YOUR OBJECTIVE
Retype precisely the section of the data that starts at the line containing "Extract the structured" and runs to its final line, ends included.

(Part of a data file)
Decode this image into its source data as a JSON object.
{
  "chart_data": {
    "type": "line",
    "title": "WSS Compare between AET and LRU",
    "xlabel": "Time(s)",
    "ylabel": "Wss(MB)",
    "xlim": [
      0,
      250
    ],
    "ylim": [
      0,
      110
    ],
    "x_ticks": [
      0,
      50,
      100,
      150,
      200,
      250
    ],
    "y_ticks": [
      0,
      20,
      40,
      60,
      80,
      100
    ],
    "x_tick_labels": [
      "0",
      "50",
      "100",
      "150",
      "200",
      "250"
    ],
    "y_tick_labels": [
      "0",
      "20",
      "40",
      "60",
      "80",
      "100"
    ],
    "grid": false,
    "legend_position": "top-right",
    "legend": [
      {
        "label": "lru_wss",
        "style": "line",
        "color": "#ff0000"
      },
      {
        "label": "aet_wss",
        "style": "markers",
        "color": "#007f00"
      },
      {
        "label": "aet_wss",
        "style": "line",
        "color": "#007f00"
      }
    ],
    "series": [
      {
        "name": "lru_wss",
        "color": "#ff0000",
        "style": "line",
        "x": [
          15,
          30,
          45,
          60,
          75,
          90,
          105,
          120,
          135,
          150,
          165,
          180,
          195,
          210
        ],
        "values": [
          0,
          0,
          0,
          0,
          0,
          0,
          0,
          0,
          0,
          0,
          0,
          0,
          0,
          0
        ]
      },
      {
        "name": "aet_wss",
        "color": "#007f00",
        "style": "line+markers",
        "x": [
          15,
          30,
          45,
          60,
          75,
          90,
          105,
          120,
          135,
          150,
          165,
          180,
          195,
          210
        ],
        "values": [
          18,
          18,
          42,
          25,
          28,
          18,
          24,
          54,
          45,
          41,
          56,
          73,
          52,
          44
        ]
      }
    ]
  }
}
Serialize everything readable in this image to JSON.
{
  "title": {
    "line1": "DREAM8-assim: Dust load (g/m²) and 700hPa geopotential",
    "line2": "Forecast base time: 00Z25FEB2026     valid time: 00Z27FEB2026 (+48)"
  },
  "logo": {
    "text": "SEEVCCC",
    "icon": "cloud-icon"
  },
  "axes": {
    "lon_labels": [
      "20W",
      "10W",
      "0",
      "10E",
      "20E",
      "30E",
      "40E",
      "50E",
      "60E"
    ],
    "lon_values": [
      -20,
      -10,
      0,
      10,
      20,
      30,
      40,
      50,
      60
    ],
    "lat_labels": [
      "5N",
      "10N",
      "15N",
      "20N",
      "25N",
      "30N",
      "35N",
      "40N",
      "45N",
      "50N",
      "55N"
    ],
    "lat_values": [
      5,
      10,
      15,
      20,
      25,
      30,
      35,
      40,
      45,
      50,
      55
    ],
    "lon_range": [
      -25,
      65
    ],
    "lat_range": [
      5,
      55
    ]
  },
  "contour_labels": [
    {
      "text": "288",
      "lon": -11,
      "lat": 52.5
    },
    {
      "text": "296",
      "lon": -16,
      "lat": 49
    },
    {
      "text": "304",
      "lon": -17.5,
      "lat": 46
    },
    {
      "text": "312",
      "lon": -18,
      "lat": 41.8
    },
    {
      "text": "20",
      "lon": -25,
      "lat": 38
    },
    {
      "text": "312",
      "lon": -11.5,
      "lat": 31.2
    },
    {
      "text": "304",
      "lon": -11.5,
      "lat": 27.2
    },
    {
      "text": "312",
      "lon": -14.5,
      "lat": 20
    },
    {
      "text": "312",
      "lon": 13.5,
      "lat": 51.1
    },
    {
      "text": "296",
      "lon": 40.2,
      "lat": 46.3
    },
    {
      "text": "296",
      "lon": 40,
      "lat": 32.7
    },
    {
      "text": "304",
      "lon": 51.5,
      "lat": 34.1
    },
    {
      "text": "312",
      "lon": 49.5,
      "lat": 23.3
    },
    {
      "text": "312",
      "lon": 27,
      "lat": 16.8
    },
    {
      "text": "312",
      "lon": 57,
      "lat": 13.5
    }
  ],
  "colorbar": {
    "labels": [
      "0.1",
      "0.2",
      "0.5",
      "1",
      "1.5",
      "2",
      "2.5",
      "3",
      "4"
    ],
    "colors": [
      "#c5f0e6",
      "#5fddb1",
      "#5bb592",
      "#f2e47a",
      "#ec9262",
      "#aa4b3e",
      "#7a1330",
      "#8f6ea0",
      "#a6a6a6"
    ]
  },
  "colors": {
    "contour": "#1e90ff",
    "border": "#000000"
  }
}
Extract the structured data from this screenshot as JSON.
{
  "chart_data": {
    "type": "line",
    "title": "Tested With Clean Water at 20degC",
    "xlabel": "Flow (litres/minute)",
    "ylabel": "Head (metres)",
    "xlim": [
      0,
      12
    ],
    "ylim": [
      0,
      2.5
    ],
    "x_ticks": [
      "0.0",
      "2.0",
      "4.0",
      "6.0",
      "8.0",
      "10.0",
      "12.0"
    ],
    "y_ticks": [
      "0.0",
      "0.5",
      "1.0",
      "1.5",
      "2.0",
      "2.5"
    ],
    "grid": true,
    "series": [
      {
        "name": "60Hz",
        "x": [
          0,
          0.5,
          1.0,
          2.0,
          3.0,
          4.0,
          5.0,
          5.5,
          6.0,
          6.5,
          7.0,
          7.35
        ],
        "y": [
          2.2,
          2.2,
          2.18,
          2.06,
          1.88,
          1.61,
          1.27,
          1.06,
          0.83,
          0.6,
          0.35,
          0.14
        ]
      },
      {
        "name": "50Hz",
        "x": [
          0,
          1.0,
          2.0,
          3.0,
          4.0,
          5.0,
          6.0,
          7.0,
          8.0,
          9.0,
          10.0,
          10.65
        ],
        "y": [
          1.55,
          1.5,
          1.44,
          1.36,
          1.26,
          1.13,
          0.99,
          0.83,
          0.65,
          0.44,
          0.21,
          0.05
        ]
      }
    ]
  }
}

FINISHED EXERCISE
Extract the structured data from this screenshot as JSON.
{
  "chart_data": {
    "type": "line",
    "title": "Tested With Clean Water at 20degC",
    "xlabel": "Flow (litres/minute)",
    "ylabel": "Head (metres)",
    "xlim": [
      0,
      12
    ],
    "ylim": [
      0,
      2.5
    ],
    "x_ticks": [
      "0.0",
      "2.0",
      "4.0",
      "6.0",
      "8.0",
      "10.0",
      "12.0"
    ],
    "y_ticks": [
      "0.0",
      "0.5",
      "1.0",
      "1.5",
      "2.0",
      "2.5"
    ],
    "grid": true,
    "series": [
      {
        "name": "60Hz",
        "x": [
          0,
          0.5,
          1.0,
          2.0,
          3.0,
          4.0,
          5.0,
          5.5,
          6.0,
          6.5,
          7.0,
          7.35
        ],
        "y": [
          2.2,
          2.2,
          2.18,
          2.06,
          1.88,
          1.61,
          1.27,
          1.06,
          0.83,
          0.6,
          0.35,
          0.14
        ]
      },
      {
        "name": "50Hz",
        "x": [
          0,
          1.0,
          2.0,
          3.0,
          4.0,
          5.0,
          6.0,
          7.0,
          8.0,
          9.0,
          10.0,
          10.65
        ],
        "y": [
          1.55,
          1.5,
          1.44,
          1.36,
          1.26,
          1.13,
          0.99,
          0.83,
          0.65,
          0.44,
          0.21,
          0.05
        ]
      }
    ]
  }
}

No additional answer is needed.